DIRECTIONS:
Reproduce all of the data that follows, character for character.

(Records contained in a dataset)
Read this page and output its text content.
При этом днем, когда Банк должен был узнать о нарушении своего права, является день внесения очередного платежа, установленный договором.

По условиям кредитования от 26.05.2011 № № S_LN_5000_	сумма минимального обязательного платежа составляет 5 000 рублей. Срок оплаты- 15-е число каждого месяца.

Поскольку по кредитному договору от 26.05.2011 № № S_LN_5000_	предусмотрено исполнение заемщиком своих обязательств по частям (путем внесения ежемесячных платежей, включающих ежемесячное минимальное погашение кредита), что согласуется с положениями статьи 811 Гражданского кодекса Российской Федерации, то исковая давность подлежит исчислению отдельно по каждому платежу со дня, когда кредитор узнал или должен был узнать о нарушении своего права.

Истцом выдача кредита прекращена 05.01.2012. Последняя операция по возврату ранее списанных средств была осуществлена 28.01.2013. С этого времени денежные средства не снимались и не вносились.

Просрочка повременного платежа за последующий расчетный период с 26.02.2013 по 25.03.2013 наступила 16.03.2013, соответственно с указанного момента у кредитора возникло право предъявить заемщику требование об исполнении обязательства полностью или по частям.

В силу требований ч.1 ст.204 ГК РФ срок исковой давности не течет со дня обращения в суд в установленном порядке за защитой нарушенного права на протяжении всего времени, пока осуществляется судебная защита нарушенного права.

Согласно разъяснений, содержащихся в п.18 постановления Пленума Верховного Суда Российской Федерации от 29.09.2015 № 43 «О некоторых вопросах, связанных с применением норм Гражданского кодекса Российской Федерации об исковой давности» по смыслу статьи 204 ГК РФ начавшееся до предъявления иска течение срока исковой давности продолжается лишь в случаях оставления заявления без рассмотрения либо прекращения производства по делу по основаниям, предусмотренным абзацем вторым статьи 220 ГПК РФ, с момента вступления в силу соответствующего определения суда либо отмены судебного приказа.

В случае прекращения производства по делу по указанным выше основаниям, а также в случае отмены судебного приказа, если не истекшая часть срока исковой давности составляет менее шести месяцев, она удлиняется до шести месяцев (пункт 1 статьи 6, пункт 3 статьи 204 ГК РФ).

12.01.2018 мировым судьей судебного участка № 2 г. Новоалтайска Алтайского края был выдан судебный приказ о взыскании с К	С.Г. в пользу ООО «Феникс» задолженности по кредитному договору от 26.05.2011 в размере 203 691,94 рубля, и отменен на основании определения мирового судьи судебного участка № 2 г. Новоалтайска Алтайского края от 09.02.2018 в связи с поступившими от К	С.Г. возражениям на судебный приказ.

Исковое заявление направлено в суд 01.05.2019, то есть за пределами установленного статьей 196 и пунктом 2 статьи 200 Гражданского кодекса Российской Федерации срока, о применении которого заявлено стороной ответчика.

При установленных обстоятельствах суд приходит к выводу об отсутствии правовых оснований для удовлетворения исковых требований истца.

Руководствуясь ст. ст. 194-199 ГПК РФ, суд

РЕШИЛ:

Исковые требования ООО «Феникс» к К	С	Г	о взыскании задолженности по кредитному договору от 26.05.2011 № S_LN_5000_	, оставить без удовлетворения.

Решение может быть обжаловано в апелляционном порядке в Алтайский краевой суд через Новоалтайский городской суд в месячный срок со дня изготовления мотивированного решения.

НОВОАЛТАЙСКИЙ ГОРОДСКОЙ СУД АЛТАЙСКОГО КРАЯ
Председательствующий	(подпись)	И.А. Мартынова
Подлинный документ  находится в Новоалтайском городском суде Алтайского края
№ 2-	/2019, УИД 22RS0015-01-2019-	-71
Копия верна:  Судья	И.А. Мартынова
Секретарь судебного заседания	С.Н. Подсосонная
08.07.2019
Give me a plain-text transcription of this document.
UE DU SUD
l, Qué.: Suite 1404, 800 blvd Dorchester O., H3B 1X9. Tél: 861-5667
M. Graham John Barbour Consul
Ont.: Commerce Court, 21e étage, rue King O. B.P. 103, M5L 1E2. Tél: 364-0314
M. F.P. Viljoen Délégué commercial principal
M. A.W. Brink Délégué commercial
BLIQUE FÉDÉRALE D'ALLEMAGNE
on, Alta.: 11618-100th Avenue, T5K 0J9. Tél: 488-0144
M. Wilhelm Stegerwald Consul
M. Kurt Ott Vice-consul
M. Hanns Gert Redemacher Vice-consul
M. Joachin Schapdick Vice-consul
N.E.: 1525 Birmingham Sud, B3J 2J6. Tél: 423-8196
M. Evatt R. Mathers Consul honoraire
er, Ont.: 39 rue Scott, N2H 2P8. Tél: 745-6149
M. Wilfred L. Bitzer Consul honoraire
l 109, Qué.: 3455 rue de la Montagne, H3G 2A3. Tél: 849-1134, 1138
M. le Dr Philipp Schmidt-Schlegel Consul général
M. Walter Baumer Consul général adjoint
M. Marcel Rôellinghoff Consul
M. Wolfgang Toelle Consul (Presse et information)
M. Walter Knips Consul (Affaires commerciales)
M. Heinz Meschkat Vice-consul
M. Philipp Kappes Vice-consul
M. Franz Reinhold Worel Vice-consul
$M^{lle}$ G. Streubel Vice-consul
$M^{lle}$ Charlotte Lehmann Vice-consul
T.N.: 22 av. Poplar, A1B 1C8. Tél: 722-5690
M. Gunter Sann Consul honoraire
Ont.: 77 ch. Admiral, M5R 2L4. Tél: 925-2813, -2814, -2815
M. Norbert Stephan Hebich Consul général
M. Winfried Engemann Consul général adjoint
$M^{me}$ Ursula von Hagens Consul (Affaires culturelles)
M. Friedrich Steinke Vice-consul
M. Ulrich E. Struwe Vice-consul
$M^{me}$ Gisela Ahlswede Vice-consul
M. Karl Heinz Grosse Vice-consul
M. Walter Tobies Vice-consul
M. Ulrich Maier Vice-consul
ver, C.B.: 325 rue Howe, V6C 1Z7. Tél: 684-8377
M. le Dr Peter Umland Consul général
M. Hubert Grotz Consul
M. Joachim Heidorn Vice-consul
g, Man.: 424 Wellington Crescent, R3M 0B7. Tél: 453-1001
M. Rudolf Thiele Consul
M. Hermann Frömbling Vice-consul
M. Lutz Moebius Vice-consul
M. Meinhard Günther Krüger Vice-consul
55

TASK SOLUTION:
Read this page and output its text content.
При этом днем, когда Банк должен был узнать о нарушении своего права, является день внесения очередного платежа, установленный договором.

По условиям кредитования от 26.05.2011 № № S_LN_5000_	сумма минимального обязательного платежа составляет 5 000 рублей. Срок оплаты- 15-е число каждого месяца.

Поскольку по кредитному договору от 26.05.2011 № № S_LN_5000_	предусмотрено исполнение заемщиком своих обязательств по частям (путем внесения ежемесячных платежей, включающих ежемесячное минимальное погашение кредита), что согласуется с положениями статьи 811 Гражданского кодекса Российской Федерации, то исковая давность подлежит исчислению отдельно по каждому платежу со дня, когда кредитор узнал или должен был узнать о нарушении своего права.

Истцом выдача кредита прекращена 05.01.2012. Последняя операция по возврату ранее списанных средств была осуществлена 28.01.2013. С этого времени денежные средства не снимались и не вносились.

Просрочка повременного платежа за последующий расчетный период с 26.02.2013 по 25.03.2013 наступила 16.03.2013, соответственно с указанного момента у кредитора возникло право предъявить заемщику требование об исполнении обязательства полностью или по частям.

В силу требований ч.1 ст.204 ГК РФ срок исковой давности не течет со дня обращения в суд в установленном порядке за защитой нарушенного права на протяжении всего времени, пока осуществляется судебная защита нарушенного права.

Согласно разъяснений, содержащихся в п.18 постановления Пленума Верховного Суда Российской Федерации от 29.09.2015 № 43 «О некоторых вопросах, связанных с применением норм Гражданского кодекса Российской Федерации об исковой давности» по смыслу статьи 204 ГК РФ начавшееся до предъявления иска течение срока исковой давности продолжается лишь в случаях оставления заявления без рассмотрения либо прекращения производства по делу по основаниям, предусмотренным абзацем вторым статьи 220 ГПК РФ, с момента вступления в силу соответствующего определения суда либо отмены судебного приказа.

В случае прекращения производства по делу по указанным выше основаниям, а также в случае отмены судебного приказа, если не истекшая часть срока исковой давности составляет менее шести месяцев, она удлиняется до шести месяцев (пункт 1 статьи 6, пункт 3 статьи 204 ГК РФ).

12.01.2018 мировым судьей судебного участка № 2 г. Новоалтайска Алтайского края был выдан судебный приказ о взыскании с К	С.Г. в пользу ООО «Феникс» задолженности по кредитному договору от 26.05.2011 в размере 203 691,94 рубля, и отменен на основании определения мирового судьи судебного участка № 2 г. Новоалтайска Алтайского края от 09.02.2018 в связи с поступившими от К	С.Г. возражениям на судебный приказ.

Исковое заявление направлено в суд 01.05.2019, то есть за пределами установленного статьей 196 и пунктом 2 статьи 200 Гражданского кодекса Российской Федерации срока, о применении которого заявлено стороной ответчика.

При установленных обстоятельствах суд приходит к выводу об отсутствии правовых оснований для удовлетворения исковых требований истца.

Руководствуясь ст. ст. 194-199 ГПК РФ, суд

РЕШИЛ:

Исковые требования ООО «Феникс» к К	С	Г	о взыскании задолженности по кредитному договору от 26.05.2011 № S_LN_5000_	, оставить без удовлетворения.

Решение может быть обжаловано в апелляционном порядке в Алтайский краевой суд через Новоалтайский городской суд в месячный срок со дня изготовления мотивированного решения.

НОВОАЛТАЙСКИЙ ГОРОДСКОЙ СУД АЛТАЙСКОГО КРАЯ
Председательствующий	(подпись)	И.А. Мартынова
Подлинный документ  находится в Новоалтайском городском суде Алтайского края
№ 2-	/2019, УИД 22RS0015-01-2019-	-71
Копия верна:  Судья	И.А. Мартынова
Секретарь судебного заседания	С.Н. Подсосонная
08.07.2019
Give me a plain-text transcription of this document.
UE DU SUD
l, Qué.: Suite 1404, 800 blvd Dorchester O., H3B 1X9. Tél: 861-5667
M. Graham John Barbour Consul
Ont.: Commerce Court, 21e étage, rue King O. B.P. 103, M5L 1E2. Tél: 364-0314
M. F.P. Viljoen Délégué commercial principal
M. A.W. Brink Délégué commercial
BLIQUE FÉDÉRALE D'ALLEMAGNE
on, Alta.: 11618-100th Avenue, T5K 0J9. Tél: 488-0144
M. Wilhelm Stegerwald Consul
M. Kurt Ott Vice-consul
M. Hanns Gert Redemacher Vice-consul
M. Joachin Schapdick Vice-consul
N.E.: 1525 Birmingham Sud, B3J 2J6. Tél: 423-8196
M. Evatt R. Mathers Consul honoraire
er, Ont.: 39 rue Scott, N2H 2P8. Tél: 745-6149
M. Wilfred L. Bitzer Consul honoraire
l 109, Qué.: 3455 rue de la Montagne, H3G 2A3. Tél: 849-1134, 1138
M. le Dr Philipp Schmidt-Schlegel Consul général
M. Walter Baumer Consul général adjoint
M. Marcel Rôellinghoff Consul
M. Wolfgang Toelle Consul (Presse et information)
M. Walter Knips Consul (Affaires commerciales)
M. Heinz Meschkat Vice-consul
M. Philipp Kappes Vice-consul
M. Franz Reinhold Worel Vice-consul
$M^{lle}$ G. Streubel Vice-consul
$M^{lle}$ Charlotte Lehmann Vice-consul
T.N.: 22 av. Poplar, A1B 1C8. Tél: 722-5690
M. Gunter Sann Consul honoraire
Ont.: 77 ch. Admiral, M5R 2L4. Tél: 925-2813, -2814, -2815
M. Norbert Stephan Hebich Consul général
M. Winfried Engemann Consul général adjoint
$M^{me}$ Ursula von Hagens Consul (Affaires culturelles)
M. Friedrich Steinke Vice-consul
M. Ulrich E. Struwe Vice-consul
$M^{me}$ Gisela Ahlswede Vice-consul
M. Karl Heinz Grosse Vice-consul
M. Walter Tobies Vice-consul
M. Ulrich Maier Vice-consul
ver, C.B.: 325 rue Howe, V6C 1Z7. Tél: 684-8377
M. le Dr Peter Umland Consul général
M. Hubert Grotz Consul
M. Joachim Heidorn Vice-consul
g, Man.: 424 Wellington Crescent, R3M 0B7. Tél: 453-1001
M. Rudolf Thiele Consul
M. Hermann Frömbling Vice-consul
M. Lutz Moebius Vice-consul
M. Meinhard Günther Krüger Vice-consul
55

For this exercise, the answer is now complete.